>> begin

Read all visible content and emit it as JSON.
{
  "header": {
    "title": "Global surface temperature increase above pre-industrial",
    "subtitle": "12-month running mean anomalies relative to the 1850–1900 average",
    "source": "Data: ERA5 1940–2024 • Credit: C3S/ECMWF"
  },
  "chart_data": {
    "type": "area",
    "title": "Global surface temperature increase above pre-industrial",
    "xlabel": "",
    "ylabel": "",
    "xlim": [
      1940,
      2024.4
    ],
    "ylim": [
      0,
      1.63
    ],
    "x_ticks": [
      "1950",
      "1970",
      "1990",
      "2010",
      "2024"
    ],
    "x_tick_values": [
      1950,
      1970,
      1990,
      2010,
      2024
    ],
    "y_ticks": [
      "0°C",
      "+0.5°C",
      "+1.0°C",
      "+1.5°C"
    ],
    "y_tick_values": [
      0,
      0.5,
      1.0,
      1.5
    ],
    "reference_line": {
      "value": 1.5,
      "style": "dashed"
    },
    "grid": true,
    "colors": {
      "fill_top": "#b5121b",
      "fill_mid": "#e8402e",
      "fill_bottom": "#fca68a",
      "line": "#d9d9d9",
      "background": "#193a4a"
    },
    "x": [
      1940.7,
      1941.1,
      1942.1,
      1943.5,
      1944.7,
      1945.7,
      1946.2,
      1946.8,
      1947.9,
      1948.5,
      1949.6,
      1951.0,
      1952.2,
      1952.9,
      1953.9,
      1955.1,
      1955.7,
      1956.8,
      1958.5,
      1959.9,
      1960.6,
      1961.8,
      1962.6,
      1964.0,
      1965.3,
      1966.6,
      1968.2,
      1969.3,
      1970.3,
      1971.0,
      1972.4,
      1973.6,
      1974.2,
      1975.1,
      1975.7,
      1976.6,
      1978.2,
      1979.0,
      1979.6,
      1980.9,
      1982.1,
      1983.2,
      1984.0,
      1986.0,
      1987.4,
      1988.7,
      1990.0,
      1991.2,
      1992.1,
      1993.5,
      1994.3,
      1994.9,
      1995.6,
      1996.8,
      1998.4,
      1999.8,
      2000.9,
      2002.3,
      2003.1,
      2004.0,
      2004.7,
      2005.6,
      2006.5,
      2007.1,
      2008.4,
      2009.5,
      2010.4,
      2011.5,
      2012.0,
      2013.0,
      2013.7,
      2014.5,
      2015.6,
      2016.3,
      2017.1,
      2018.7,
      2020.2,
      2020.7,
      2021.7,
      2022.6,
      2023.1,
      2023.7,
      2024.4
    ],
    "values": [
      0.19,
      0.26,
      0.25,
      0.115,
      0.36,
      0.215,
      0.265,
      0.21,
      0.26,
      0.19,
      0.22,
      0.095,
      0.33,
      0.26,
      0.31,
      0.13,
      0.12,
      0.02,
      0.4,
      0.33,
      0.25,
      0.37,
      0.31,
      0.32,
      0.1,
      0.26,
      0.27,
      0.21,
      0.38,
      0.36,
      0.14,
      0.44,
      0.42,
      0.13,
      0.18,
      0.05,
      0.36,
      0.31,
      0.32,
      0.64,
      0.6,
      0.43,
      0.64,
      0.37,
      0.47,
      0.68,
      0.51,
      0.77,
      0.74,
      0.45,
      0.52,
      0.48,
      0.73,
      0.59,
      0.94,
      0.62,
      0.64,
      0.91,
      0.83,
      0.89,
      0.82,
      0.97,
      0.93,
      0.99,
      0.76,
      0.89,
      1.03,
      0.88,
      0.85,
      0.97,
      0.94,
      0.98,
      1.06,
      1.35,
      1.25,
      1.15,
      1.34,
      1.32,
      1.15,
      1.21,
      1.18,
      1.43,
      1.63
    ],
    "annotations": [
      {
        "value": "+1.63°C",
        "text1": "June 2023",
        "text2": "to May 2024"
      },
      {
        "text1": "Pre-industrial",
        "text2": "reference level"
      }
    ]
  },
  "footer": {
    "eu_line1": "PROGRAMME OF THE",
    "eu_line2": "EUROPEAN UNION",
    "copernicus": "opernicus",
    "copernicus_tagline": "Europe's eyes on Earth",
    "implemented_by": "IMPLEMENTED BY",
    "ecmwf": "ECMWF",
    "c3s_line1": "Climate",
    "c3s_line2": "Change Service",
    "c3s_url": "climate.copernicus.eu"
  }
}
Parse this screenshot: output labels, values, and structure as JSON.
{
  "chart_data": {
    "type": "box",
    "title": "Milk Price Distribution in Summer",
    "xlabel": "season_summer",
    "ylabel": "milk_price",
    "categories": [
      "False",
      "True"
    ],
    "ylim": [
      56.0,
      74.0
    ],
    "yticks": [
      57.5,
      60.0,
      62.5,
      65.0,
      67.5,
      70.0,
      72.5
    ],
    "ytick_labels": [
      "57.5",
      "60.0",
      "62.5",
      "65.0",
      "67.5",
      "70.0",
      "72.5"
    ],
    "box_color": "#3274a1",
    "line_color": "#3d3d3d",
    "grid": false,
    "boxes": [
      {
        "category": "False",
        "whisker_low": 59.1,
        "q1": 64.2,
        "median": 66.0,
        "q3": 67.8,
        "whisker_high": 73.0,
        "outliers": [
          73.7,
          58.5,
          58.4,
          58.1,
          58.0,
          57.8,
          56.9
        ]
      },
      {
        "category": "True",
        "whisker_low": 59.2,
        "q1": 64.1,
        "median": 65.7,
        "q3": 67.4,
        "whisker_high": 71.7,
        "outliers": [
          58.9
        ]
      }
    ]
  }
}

>> end

TASK BRIEF:
Every entry must be output again, exactly as written above.

ANSWER TO THIS EXERCISE:
Read all visible content and emit it as JSON.
{
  "header": {
    "title": "Global surface temperature increase above pre-industrial",
    "subtitle": "12-month running mean anomalies relative to the 1850–1900 average",
    "source": "Data: ERA5 1940–2024 • Credit: C3S/ECMWF"
  },
  "chart_data": {
    "type": "area",
    "title": "Global surface temperature increase above pre-industrial",
    "xlabel": "",
    "ylabel": "",
    "xlim": [
      1940,
      2024.4
    ],
    "ylim": [
      0,
      1.63
    ],
    "x_ticks": [
      "1950",
      "1970",
      "1990",
      "2010",
      "2024"
    ],
    "x_tick_values": [
      1950,
      1970,
      1990,
      2010,
      2024
    ],
    "y_ticks": [
      "0°C",
      "+0.5°C",
      "+1.0°C",
      "+1.5°C"
    ],
    "y_tick_values": [
      0,
      0.5,
      1.0,
      1.5
    ],
    "reference_line": {
      "value": 1.5,
      "style": "dashed"
    },
    "grid": true,
    "colors": {
      "fill_top": "#b5121b",
      "fill_mid": "#e8402e",
      "fill_bottom": "#fca68a",
      "line": "#d9d9d9",
      "background": "#193a4a"
    },
    "x": [
      1940.7,
      1941.1,
      1942.1,
      1943.5,
      1944.7,
      1945.7,
      1946.2,
      1946.8,
      1947.9,
      1948.5,
      1949.6,
      1951.0,
      1952.2,
      1952.9,
      1953.9,
      1955.1,
      1955.7,
      1956.8,
      1958.5,
      1959.9,
      1960.6,
      1961.8,
      1962.6,
      1964.0,
      1965.3,
      1966.6,
      1968.2,
      1969.3,
      1970.3,
      1971.0,
      1972.4,
      1973.6,
      1974.2,
      1975.1,
      1975.7,
      1976.6,
      1978.2,
      1979.0,
      1979.6,
      1980.9,
      1982.1,
      1983.2,
      1984.0,
      1986.0,
      1987.4,
      1988.7,
      1990.0,
      1991.2,
      1992.1,
      1993.5,
      1994.3,
      1994.9,
      1995.6,
      1996.8,
      1998.4,
      1999.8,
      2000.9,
      2002.3,
      2003.1,
      2004.0,
      2004.7,
      2005.6,
      2006.5,
      2007.1,
      2008.4,
      2009.5,
      2010.4,
      2011.5,
      2012.0,
      2013.0,
      2013.7,
      2014.5,
      2015.6,
      2016.3,
      2017.1,
      2018.7,
      2020.2,
      2020.7,
      2021.7,
      2022.6,
      2023.1,
      2023.7,
      2024.4
    ],
    "values": [
      0.19,
      0.26,
      0.25,
      0.115,
      0.36,
      0.215,
      0.265,
      0.21,
      0.26,
      0.19,
      0.22,
      0.095,
      0.33,
      0.26,
      0.31,
      0.13,
      0.12,
      0.02,
      0.4,
      0.33,
      0.25,
      0.37,
      0.31,
      0.32,
      0.1,
      0.26,
      0.27,
      0.21,
      0.38,
      0.36,
      0.14,
      0.44,
      0.42,
      0.13,
      0.18,
      0.05,
      0.36,
      0.31,
      0.32,
      0.64,
      0.6,
      0.43,
      0.64,
      0.37,
      0.47,
      0.68,
      0.51,
      0.77,
      0.74,
      0.45,
      0.52,
      0.48,
      0.73,
      0.59,
      0.94,
      0.62,
      0.64,
      0.91,
      0.83,
      0.89,
      0.82,
      0.97,
      0.93,
      0.99,
      0.76,
      0.89,
      1.03,
      0.88,
      0.85,
      0.97,
      0.94,
      0.98,
      1.06,
      1.35,
      1.25,
      1.15,
      1.34,
      1.32,
      1.15,
      1.21,
      1.18,
      1.43,
      1.63
    ],
    "annotations": [
      {
        "value": "+1.63°C",
        "text1": "June 2023",
        "text2": "to May 2024"
      },
      {
        "text1": "Pre-industrial",
        "text2": "reference level"
      }
    ]
  },
  "footer": {
    "eu_line1": "PROGRAMME OF THE",
    "eu_line2": "EUROPEAN UNION",
    "copernicus": "opernicus",
    "copernicus_tagline": "Europe's eyes on Earth",
    "implemented_by": "IMPLEMENTED BY",
    "ecmwf": "ECMWF",
    "c3s_line1": "Climate",
    "c3s_line2": "Change Service",
    "c3s_url": "climate.copernicus.eu"
  }
}
Parse this screenshot: output labels, values, and structure as JSON.
{
  "chart_data": {
    "type": "box",
    "title": "Milk Price Distribution in Summer",
    "xlabel": "season_summer",
    "ylabel": "milk_price",
    "categories": [
      "False",
      "True"
    ],
    "ylim": [
      56.0,
      74.0
    ],
    "yticks": [
      57.5,
      60.0,
      62.5,
      65.0,
      67.5,
      70.0,
      72.5
    ],
    "ytick_labels": [
      "57.5",
      "60.0",
      "62.5",
      "65.0",
      "67.5",
      "70.0",
      "72.5"
    ],
    "box_color": "#3274a1",
    "line_color": "#3d3d3d",
    "grid": false,
    "boxes": [
      {
        "category": "False",
        "whisker_low": 59.1,
        "q1": 64.2,
        "median": 66.0,
        "q3": 67.8,
        "whisker_high": 73.0,
        "outliers": [
          73.7,
          58.5,
          58.4,
          58.1,
          58.0,
          57.8,
          56.9
        ]
      },
      {
        "category": "True",
        "whisker_low": 59.2,
        "q1": 64.1,
        "median": 65.7,
        "q3": 67.4,
        "whisker_high": 71.7,
        "outliers": [
          58.9
        ]
      }
    ]
  }
}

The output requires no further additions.